Start of Information shown
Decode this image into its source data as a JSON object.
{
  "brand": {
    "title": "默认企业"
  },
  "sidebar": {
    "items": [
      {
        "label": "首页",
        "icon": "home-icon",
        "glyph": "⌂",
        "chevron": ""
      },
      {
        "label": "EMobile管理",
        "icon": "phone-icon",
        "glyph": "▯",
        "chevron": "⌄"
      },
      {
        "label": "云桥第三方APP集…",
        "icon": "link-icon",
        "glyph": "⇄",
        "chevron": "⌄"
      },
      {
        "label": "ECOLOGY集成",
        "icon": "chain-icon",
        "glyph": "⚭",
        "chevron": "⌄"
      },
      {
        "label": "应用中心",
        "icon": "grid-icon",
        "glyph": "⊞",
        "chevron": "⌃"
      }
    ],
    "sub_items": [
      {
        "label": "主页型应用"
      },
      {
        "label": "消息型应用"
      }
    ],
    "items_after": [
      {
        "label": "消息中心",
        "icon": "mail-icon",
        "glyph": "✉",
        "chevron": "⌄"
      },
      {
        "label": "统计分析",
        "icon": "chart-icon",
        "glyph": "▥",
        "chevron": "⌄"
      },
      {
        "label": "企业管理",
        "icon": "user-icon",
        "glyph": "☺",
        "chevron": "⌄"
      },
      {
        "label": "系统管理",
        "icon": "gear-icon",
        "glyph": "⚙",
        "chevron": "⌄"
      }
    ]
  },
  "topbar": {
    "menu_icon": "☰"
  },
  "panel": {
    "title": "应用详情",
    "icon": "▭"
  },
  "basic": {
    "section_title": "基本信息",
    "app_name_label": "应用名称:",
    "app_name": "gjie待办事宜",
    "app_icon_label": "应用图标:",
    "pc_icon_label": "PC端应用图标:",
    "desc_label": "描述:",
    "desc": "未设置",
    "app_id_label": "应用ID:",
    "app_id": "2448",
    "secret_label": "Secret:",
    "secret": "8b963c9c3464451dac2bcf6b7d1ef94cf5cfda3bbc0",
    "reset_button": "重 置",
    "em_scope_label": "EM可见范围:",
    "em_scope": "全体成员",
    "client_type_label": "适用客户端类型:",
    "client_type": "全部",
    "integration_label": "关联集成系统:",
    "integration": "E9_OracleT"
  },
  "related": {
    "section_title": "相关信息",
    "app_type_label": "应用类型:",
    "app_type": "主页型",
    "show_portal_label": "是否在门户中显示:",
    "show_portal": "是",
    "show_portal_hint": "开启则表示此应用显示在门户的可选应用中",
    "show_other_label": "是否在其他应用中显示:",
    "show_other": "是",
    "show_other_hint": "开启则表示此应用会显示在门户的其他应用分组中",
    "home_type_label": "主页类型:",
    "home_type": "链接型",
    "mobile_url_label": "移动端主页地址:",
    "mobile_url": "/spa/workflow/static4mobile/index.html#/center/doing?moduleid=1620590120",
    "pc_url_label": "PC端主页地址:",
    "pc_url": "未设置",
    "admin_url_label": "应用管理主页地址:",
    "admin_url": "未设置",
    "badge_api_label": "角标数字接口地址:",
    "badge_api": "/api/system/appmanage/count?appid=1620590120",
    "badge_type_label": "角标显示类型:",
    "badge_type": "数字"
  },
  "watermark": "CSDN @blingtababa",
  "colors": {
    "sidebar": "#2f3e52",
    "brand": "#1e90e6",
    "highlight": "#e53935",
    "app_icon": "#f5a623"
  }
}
End of Information shown
= Stated problem =
Write the listing out again, exactly as shown above.

= Exercise answer =
Decode this image into its source data as a JSON object.
{
  "brand": {
    "title": "默认企业"
  },
  "sidebar": {
    "items": [
      {
        "label": "首页",
        "icon": "home-icon",
        "glyph": "⌂",
        "chevron": ""
      },
      {
        "label": "EMobile管理",
        "icon": "phone-icon",
        "glyph": "▯",
        "chevron": "⌄"
      },
      {
        "label": "云桥第三方APP集…",
        "icon": "link-icon",
        "glyph": "⇄",
        "chevron": "⌄"
      },
      {
        "label": "ECOLOGY集成",
        "icon": "chain-icon",
        "glyph": "⚭",
        "chevron": "⌄"
      },
      {
        "label": "应用中心",
        "icon": "grid-icon",
        "glyph": "⊞",
        "chevron": "⌃"
      }
    ],
    "sub_items": [
      {
        "label": "主页型应用"
      },
      {
        "label": "消息型应用"
      }
    ],
    "items_after": [
      {
        "label": "消息中心",
        "icon": "mail-icon",
        "glyph": "✉",
        "chevron": "⌄"
      },
      {
        "label": "统计分析",
        "icon": "chart-icon",
        "glyph": "▥",
        "chevron": "⌄"
      },
      {
        "label": "企业管理",
        "icon": "user-icon",
        "glyph": "☺",
        "chevron": "⌄"
      },
      {
        "label": "系统管理",
        "icon": "gear-icon",
        "glyph": "⚙",
        "chevron": "⌄"
      }
    ]
  },
  "topbar": {
    "menu_icon": "☰"
  },
  "panel": {
    "title": "应用详情",
    "icon": "▭"
  },
  "basic": {
    "section_title": "基本信息",
    "app_name_label": "应用名称:",
    "app_name": "gjie待办事宜",
    "app_icon_label": "应用图标:",
    "pc_icon_label": "PC端应用图标:",
    "desc_label": "描述:",
    "desc": "未设置",
    "app_id_label": "应用ID:",
    "app_id": "2448",
    "secret_label": "Secret:",
    "secret": "8b963c9c3464451dac2bcf6b7d1ef94cf5cfda3bbc0",
    "reset_button": "重 置",
    "em_scope_label": "EM可见范围:",
    "em_scope": "全体成员",
    "client_type_label": "适用客户端类型:",
    "client_type": "全部",
    "integration_label": "关联集成系统:",
    "integration": "E9_OracleT"
  },
  "related": {
    "section_title": "相关信息",
    "app_type_label": "应用类型:",
    "app_type": "主页型",
    "show_portal_label": "是否在门户中显示:",
    "show_portal": "是",
    "show_portal_hint": "开启则表示此应用显示在门户的可选应用中",
    "show_other_label": "是否在其他应用中显示:",
    "show_other": "是",
    "show_other_hint": "开启则表示此应用会显示在门户的其他应用分组中",
    "home_type_label": "主页类型:",
    "home_type": "链接型",
    "mobile_url_label": "移动端主页地址:",
    "mobile_url": "/spa/workflow/static4mobile/index.html#/center/doing?moduleid=1620590120",
    "pc_url_label": "PC端主页地址:",
    "pc_url": "未设置",
    "admin_url_label": "应用管理主页地址:",
    "admin_url": "未设置",
    "badge_api_label": "角标数字接口地址:",
    "badge_api": "/api/system/appmanage/count?appid=1620590120",
    "badge_type_label": "角标显示类型:",
    "badge_type": "数字"
  },
  "watermark": "CSDN @blingtababa",
  "colors": {
    "sidebar": "#2f3e52",
    "brand": "#1e90e6",
    "highlight": "#e53935",
    "app_icon": "#f5a623"
  }
}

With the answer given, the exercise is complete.